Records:
## BEGIN
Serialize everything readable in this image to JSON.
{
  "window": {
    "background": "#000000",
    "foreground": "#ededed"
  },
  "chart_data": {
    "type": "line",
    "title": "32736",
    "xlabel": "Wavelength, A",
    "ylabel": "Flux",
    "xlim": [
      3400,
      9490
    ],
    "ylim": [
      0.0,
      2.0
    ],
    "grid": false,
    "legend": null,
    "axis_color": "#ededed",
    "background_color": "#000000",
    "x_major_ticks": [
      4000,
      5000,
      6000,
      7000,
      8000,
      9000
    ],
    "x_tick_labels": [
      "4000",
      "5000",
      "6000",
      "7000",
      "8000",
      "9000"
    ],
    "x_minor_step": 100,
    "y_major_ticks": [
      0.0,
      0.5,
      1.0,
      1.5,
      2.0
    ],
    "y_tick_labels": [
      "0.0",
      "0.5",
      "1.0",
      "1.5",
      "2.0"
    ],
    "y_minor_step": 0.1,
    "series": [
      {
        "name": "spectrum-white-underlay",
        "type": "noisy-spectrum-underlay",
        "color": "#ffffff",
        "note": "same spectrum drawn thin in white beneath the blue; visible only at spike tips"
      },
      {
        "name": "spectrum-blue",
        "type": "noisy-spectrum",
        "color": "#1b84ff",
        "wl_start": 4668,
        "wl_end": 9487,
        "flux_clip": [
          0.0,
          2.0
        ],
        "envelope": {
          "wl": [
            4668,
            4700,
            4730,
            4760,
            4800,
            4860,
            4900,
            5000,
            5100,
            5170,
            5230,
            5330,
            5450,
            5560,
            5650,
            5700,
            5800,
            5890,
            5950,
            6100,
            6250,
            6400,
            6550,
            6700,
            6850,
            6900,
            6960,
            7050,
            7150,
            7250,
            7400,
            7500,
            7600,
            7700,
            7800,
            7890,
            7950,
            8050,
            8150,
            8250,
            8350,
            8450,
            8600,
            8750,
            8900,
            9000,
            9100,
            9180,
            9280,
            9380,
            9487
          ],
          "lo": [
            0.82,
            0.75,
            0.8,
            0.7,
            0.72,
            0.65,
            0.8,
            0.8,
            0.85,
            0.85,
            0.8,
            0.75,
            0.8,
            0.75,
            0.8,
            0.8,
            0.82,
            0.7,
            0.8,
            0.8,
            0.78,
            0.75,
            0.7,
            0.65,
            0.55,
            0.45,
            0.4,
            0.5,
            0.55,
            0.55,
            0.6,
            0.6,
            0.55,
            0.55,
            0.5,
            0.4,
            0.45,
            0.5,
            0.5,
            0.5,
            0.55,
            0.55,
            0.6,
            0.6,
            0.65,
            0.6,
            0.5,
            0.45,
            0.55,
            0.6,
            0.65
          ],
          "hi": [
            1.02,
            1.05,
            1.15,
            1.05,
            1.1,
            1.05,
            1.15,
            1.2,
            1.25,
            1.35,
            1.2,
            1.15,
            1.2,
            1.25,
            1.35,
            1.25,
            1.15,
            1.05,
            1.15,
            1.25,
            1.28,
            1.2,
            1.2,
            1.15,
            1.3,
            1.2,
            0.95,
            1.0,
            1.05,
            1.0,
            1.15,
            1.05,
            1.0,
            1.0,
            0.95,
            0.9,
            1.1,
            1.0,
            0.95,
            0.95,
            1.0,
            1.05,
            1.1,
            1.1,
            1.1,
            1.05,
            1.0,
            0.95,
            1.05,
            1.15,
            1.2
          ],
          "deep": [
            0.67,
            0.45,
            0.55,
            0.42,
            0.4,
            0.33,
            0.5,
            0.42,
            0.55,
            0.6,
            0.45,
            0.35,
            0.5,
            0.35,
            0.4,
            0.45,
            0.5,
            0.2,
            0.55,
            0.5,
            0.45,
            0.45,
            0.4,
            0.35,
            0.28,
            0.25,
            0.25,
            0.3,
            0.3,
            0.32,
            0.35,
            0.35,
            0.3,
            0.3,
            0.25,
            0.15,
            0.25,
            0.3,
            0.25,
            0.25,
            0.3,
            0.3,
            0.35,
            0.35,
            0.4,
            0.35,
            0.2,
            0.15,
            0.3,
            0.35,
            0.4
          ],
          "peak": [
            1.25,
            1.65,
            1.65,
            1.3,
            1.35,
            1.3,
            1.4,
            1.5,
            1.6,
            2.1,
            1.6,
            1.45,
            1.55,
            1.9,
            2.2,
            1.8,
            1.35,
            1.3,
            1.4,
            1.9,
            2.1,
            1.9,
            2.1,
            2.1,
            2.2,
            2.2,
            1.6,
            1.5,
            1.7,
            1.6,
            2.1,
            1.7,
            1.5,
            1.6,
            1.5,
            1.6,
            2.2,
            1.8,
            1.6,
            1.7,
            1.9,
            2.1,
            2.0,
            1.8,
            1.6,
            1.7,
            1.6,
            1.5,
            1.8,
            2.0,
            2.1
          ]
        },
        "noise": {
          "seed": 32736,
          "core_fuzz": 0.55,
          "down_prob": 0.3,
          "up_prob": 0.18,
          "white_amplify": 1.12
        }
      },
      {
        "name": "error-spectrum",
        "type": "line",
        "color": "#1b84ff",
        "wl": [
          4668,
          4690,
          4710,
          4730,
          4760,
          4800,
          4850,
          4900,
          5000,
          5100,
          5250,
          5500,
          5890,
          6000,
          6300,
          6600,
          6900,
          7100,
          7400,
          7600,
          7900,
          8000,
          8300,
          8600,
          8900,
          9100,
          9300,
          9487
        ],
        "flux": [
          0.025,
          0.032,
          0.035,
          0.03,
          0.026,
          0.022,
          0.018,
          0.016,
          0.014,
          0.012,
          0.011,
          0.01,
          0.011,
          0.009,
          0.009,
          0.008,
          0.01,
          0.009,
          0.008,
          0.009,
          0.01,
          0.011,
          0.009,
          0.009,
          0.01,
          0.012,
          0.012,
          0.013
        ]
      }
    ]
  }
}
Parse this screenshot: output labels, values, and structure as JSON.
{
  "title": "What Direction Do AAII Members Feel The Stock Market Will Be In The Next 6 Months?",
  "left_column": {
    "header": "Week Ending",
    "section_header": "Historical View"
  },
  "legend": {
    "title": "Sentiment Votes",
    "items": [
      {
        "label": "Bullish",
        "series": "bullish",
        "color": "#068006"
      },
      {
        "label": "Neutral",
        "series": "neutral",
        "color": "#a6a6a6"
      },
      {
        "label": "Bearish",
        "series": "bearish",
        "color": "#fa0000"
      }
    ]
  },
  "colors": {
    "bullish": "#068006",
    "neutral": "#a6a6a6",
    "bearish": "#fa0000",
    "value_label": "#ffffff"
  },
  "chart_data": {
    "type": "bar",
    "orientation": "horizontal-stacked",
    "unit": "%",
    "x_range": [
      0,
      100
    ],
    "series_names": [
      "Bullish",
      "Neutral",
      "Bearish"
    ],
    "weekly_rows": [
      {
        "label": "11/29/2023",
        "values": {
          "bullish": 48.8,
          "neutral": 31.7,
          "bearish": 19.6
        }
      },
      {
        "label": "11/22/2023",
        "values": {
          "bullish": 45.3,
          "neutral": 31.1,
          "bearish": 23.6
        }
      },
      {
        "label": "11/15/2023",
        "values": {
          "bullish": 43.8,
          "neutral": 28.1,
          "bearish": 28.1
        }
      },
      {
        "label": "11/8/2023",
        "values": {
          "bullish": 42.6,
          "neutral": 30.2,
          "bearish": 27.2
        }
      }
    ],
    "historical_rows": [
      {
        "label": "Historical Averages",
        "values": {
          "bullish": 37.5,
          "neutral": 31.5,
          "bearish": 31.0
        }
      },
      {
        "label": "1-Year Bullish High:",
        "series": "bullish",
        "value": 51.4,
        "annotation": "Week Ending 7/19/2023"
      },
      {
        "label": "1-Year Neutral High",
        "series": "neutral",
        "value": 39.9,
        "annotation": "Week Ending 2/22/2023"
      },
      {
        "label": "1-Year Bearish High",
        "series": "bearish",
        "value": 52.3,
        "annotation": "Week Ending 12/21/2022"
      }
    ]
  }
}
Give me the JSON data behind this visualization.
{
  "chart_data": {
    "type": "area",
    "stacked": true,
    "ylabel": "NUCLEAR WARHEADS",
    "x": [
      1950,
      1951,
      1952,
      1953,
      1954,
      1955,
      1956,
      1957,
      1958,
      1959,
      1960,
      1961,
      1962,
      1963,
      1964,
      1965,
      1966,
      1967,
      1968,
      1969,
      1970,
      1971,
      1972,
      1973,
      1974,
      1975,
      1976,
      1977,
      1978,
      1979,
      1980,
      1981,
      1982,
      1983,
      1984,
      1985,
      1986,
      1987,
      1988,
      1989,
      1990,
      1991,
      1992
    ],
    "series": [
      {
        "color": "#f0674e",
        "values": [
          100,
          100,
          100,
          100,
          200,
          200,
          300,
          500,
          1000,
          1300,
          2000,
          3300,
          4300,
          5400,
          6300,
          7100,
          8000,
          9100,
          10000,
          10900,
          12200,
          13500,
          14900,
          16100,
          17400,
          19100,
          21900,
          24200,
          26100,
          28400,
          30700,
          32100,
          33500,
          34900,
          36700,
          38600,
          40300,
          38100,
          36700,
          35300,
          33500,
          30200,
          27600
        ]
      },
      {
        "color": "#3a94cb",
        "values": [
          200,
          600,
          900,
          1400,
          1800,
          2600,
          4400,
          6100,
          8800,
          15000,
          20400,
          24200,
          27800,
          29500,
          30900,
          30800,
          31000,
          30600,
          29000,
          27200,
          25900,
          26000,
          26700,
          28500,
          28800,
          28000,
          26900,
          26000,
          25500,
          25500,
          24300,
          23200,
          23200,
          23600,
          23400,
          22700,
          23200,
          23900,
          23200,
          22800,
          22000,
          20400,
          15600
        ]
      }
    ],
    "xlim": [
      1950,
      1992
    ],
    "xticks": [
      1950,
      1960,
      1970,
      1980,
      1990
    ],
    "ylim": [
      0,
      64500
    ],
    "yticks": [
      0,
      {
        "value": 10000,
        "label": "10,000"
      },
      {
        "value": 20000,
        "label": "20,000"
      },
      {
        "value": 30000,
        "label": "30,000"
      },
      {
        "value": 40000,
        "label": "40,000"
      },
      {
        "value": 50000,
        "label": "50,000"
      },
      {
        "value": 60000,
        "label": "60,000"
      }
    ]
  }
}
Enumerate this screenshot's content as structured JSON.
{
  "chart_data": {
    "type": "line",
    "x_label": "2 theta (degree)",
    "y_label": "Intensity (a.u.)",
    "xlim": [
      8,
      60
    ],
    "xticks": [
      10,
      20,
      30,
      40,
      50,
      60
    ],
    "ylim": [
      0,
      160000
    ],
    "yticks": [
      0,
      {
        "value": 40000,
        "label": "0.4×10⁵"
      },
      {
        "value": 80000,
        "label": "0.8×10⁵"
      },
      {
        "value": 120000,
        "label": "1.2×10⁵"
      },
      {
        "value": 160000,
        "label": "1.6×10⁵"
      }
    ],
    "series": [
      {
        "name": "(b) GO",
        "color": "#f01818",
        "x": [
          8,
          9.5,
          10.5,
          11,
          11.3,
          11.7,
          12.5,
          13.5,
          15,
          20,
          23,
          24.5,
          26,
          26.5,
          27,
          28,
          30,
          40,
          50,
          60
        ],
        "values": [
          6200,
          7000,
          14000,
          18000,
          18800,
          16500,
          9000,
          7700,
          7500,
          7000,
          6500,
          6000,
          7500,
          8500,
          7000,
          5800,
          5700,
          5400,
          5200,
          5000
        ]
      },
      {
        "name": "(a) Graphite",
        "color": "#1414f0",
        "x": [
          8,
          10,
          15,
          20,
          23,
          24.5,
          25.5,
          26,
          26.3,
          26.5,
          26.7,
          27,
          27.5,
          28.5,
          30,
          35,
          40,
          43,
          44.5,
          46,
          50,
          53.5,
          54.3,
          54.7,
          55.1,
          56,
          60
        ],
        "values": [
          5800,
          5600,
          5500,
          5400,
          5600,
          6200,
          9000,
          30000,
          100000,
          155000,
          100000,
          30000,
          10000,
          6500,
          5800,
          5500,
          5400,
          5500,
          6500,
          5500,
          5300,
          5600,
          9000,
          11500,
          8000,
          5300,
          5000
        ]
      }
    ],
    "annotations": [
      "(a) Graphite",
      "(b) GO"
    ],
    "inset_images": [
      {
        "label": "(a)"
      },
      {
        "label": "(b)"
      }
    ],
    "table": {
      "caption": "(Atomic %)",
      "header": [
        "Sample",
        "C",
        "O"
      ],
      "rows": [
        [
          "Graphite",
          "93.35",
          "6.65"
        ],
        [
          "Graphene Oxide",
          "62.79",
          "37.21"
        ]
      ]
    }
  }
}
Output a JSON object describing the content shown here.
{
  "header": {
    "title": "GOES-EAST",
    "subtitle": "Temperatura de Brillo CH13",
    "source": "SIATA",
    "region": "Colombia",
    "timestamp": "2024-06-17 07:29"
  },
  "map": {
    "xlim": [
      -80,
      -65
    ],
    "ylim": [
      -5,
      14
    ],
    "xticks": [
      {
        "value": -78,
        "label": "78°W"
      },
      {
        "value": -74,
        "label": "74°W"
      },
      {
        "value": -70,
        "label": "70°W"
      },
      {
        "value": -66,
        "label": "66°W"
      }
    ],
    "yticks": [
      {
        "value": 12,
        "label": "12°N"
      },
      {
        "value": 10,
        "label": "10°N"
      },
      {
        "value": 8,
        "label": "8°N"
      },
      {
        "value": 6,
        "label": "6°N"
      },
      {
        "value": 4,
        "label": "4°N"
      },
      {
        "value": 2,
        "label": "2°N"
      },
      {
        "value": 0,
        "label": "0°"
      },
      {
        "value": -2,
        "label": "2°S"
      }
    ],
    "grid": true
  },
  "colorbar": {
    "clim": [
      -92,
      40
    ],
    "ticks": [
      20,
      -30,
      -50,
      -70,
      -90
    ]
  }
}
## END
__Written request__
From the entries above, copy every line where the word "this" shows up.

__Task result__
Serialize everything readable in this image to JSON.
Parse this screenshot: output labels, values, and structure as JSON.
Give me the JSON data behind this visualization.
Enumerate this screenshot's content as structured JSON.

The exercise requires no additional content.